**Entries provided:**
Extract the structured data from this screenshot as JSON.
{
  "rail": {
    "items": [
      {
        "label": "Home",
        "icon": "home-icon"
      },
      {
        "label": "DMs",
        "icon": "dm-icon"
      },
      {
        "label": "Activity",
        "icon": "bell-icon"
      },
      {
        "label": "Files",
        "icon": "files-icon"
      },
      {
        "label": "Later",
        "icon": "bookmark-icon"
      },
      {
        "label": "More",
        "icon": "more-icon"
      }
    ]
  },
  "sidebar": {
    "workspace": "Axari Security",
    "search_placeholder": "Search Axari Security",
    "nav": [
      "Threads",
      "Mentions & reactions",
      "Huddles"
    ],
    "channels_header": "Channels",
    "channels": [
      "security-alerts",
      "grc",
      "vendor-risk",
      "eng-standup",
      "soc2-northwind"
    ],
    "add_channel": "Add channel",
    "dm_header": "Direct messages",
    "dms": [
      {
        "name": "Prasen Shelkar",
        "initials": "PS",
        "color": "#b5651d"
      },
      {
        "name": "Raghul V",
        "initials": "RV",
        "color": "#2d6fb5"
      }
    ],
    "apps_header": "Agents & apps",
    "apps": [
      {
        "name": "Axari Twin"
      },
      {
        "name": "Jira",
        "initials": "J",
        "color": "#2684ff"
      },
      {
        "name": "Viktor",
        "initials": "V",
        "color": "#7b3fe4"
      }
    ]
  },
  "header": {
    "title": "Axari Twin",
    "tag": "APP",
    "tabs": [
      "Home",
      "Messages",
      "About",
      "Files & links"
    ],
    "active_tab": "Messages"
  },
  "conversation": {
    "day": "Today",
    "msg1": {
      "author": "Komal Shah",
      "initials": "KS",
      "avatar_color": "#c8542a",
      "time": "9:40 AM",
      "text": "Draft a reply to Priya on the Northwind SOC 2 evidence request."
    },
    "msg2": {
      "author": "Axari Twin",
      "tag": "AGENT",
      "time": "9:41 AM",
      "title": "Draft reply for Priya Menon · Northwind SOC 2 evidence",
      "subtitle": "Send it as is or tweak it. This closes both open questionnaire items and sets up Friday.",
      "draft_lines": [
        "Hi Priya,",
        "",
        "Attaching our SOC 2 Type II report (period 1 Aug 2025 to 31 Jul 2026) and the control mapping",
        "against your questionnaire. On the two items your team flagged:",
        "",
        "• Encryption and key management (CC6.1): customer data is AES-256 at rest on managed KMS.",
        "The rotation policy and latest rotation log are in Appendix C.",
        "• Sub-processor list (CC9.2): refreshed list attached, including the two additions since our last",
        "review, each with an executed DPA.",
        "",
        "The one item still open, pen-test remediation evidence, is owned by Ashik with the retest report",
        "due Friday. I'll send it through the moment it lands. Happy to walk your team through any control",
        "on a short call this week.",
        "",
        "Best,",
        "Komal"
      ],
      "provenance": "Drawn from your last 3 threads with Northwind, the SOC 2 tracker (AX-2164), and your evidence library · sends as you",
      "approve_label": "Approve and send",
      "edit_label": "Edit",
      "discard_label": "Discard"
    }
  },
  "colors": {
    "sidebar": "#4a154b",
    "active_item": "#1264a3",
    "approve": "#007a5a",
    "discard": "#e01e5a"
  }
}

**Stated problem:** Please reproduce the entire listing, exactly as shown.

**Task response:**
Extract the structured data from this screenshot as JSON.
{
  "rail": {
    "items": [
      {
        "label": "Home",
        "icon": "home-icon"
      },
      {
        "label": "DMs",
        "icon": "dm-icon"
      },
      {
        "label": "Activity",
        "icon": "bell-icon"
      },
      {
        "label": "Files",
        "icon": "files-icon"
      },
      {
        "label": "Later",
        "icon": "bookmark-icon"
      },
      {
        "label": "More",
        "icon": "more-icon"
      }
    ]
  },
  "sidebar": {
    "workspace": "Axari Security",
    "search_placeholder": "Search Axari Security",
    "nav": [
      "Threads",
      "Mentions & reactions",
      "Huddles"
    ],
    "channels_header": "Channels",
    "channels": [
      "security-alerts",
      "grc",
      "vendor-risk",
      "eng-standup",
      "soc2-northwind"
    ],
    "add_channel": "Add channel",
    "dm_header": "Direct messages",
    "dms": [
      {
        "name": "Prasen Shelkar",
        "initials": "PS",
        "color": "#b5651d"
      },
      {
        "name": "Raghul V",
        "initials": "RV",
        "color": "#2d6fb5"
      }
    ],
    "apps_header": "Agents & apps",
    "apps": [
      {
        "name": "Axari Twin"
      },
      {
        "name": "Jira",
        "initials": "J",
        "color": "#2684ff"
      },
      {
        "name": "Viktor",
        "initials": "V",
        "color": "#7b3fe4"
      }
    ]
  },
  "header": {
    "title": "Axari Twin",
    "tag": "APP",
    "tabs": [
      "Home",
      "Messages",
      "About",
      "Files & links"
    ],
    "active_tab": "Messages"
  },
  "conversation": {
    "day": "Today",
    "msg1": {
      "author": "Komal Shah",
      "initials": "KS",
      "avatar_color": "#c8542a",
      "time": "9:40 AM",
      "text": "Draft a reply to Priya on the Northwind SOC 2 evidence request."
    },
    "msg2": {
      "author": "Axari Twin",
      "tag": "AGENT",
      "time": "9:41 AM",
      "title": "Draft reply for Priya Menon · Northwind SOC 2 evidence",
      "subtitle": "Send it as is or tweak it. This closes both open questionnaire items and sets up Friday.",
      "draft_lines": [
        "Hi Priya,",
        "",
        "Attaching our SOC 2 Type II report (period 1 Aug 2025 to 31 Jul 2026) and the control mapping",
        "against your questionnaire. On the two items your team flagged:",
        "",
        "• Encryption and key management (CC6.1): customer data is AES-256 at rest on managed KMS.",
        "The rotation policy and latest rotation log are in Appendix C.",
        "• Sub-processor list (CC9.2): refreshed list attached, including the two additions since our last",
        "review, each with an executed DPA.",
        "",
        "The one item still open, pen-test remediation evidence, is owned by Ashik with the retest report",
        "due Friday. I'll send it through the moment it lands. Happy to walk your team through any control",
        "on a short call this week.",
        "",
        "Best,",
        "Komal"
      ],
      "provenance": "Drawn from your last 3 threads with Northwind, the SOC 2 tracker (AX-2164), and your evidence library · sends as you",
      "approve_label": "Approve and send",
      "edit_label": "Edit",
      "discard_label": "Discard"
    }
  },
  "colors": {
    "sidebar": "#4a154b",
    "active_item": "#1264a3",
    "approve": "#007a5a",
    "discard": "#e01e5a"
  }
}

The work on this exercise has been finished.